WRITTEN PROBLEM
Give the number of lines below that contain the word "move", and nothing else.

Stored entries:
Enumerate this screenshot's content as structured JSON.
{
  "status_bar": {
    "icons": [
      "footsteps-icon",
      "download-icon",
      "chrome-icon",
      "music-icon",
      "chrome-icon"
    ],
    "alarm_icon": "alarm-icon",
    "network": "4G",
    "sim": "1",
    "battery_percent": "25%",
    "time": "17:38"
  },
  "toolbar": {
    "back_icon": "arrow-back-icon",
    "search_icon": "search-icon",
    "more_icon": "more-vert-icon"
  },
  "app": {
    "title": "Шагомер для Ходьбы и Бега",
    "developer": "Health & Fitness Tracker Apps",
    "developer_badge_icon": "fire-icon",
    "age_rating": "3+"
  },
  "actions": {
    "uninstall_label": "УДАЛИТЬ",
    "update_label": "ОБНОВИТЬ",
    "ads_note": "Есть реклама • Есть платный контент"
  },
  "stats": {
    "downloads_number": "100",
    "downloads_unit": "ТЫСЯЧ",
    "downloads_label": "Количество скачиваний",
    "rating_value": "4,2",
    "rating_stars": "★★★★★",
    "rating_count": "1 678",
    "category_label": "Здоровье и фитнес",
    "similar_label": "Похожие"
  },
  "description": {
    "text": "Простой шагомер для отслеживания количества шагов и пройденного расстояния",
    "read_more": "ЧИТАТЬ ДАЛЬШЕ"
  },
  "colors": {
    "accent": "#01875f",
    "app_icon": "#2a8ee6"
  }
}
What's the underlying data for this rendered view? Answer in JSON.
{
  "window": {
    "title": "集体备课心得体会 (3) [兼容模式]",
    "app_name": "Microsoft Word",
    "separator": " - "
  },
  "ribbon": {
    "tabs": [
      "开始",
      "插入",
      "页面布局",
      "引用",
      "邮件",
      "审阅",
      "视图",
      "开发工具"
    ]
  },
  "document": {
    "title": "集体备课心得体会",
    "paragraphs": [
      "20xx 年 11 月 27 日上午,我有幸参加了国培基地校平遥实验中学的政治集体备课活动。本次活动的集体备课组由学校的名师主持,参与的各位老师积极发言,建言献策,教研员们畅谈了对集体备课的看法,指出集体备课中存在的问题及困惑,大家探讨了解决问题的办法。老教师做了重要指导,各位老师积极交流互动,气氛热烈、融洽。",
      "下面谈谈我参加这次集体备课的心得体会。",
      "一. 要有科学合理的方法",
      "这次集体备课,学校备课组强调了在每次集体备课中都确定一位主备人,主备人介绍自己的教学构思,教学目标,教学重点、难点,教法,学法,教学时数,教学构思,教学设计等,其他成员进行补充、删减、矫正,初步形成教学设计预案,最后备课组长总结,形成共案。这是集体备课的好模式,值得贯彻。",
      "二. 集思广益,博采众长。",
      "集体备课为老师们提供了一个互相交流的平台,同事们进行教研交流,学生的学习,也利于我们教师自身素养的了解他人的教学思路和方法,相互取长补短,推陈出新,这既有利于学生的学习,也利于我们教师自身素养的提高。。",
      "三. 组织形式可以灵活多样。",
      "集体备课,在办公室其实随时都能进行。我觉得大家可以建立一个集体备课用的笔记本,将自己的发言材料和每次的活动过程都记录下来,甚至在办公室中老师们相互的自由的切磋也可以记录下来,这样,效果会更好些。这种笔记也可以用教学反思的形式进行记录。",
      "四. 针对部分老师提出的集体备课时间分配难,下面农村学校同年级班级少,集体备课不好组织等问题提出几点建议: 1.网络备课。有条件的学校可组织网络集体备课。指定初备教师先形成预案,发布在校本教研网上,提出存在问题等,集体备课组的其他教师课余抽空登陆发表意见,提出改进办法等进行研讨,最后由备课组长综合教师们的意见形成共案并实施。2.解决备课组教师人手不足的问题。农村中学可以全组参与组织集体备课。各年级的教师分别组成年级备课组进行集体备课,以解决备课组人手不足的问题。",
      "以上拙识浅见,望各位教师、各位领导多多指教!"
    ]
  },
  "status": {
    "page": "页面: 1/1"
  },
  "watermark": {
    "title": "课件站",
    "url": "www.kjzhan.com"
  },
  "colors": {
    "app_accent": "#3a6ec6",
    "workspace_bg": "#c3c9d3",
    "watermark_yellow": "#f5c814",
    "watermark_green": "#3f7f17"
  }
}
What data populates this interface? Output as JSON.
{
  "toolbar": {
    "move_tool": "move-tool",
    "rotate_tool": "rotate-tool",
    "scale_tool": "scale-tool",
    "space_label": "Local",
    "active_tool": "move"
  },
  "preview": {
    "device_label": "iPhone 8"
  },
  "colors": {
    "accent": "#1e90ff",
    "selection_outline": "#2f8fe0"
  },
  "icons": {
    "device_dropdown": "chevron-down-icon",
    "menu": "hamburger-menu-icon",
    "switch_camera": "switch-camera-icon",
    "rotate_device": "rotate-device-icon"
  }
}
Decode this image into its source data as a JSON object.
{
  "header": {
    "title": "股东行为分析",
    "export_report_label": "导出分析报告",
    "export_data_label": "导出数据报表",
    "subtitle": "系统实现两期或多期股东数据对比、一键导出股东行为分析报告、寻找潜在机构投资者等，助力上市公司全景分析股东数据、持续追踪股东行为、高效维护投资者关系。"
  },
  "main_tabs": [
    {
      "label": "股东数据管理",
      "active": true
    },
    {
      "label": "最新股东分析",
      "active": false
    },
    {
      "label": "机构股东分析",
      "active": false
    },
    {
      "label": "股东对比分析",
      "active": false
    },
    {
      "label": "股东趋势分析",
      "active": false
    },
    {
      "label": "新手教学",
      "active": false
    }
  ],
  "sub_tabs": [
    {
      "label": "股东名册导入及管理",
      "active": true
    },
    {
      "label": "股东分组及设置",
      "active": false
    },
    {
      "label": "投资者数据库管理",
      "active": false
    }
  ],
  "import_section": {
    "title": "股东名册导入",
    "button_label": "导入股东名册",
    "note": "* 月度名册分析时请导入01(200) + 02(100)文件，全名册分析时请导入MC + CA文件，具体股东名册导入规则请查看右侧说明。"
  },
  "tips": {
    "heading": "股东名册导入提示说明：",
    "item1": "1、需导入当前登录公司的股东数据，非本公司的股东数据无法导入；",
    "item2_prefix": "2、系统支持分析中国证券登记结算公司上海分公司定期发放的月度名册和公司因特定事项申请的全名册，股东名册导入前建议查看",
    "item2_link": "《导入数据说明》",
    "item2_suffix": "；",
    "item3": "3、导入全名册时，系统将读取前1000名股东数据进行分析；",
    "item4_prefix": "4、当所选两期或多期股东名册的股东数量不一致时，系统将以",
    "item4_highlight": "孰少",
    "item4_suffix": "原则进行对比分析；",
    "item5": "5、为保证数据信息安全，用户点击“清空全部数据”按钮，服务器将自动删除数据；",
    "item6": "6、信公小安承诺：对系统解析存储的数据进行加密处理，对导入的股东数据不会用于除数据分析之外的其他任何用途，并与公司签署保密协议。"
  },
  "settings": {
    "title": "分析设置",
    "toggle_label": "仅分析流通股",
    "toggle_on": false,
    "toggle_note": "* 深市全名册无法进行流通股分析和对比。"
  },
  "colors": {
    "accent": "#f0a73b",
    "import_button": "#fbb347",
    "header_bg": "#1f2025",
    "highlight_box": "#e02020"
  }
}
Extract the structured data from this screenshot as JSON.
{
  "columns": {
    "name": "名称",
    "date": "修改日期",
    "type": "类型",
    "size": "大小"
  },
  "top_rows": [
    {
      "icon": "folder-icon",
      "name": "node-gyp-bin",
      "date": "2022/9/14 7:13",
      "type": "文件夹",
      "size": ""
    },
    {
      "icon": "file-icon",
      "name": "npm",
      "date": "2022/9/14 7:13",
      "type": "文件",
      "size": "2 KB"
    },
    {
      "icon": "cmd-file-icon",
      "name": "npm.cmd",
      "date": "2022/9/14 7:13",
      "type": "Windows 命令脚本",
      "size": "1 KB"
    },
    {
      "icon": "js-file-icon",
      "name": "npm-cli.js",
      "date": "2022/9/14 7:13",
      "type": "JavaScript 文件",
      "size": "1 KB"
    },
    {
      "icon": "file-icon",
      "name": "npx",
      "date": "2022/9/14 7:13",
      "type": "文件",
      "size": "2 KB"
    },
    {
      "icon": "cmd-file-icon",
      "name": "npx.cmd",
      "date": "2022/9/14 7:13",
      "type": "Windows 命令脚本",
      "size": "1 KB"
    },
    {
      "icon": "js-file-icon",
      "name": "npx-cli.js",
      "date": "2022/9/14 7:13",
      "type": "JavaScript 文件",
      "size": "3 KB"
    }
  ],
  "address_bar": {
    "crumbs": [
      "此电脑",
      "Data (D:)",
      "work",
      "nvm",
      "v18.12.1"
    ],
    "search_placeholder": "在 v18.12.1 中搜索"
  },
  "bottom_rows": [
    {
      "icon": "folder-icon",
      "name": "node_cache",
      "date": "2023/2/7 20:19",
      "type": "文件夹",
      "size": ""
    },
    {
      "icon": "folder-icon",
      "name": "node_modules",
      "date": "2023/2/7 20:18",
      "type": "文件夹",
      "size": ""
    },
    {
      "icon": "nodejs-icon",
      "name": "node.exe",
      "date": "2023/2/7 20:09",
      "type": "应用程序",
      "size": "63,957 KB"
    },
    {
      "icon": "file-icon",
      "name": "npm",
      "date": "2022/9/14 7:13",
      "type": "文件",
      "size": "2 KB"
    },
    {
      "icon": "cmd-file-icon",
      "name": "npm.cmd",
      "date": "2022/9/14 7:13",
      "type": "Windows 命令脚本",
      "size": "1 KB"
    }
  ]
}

WORKED SOLUTION
2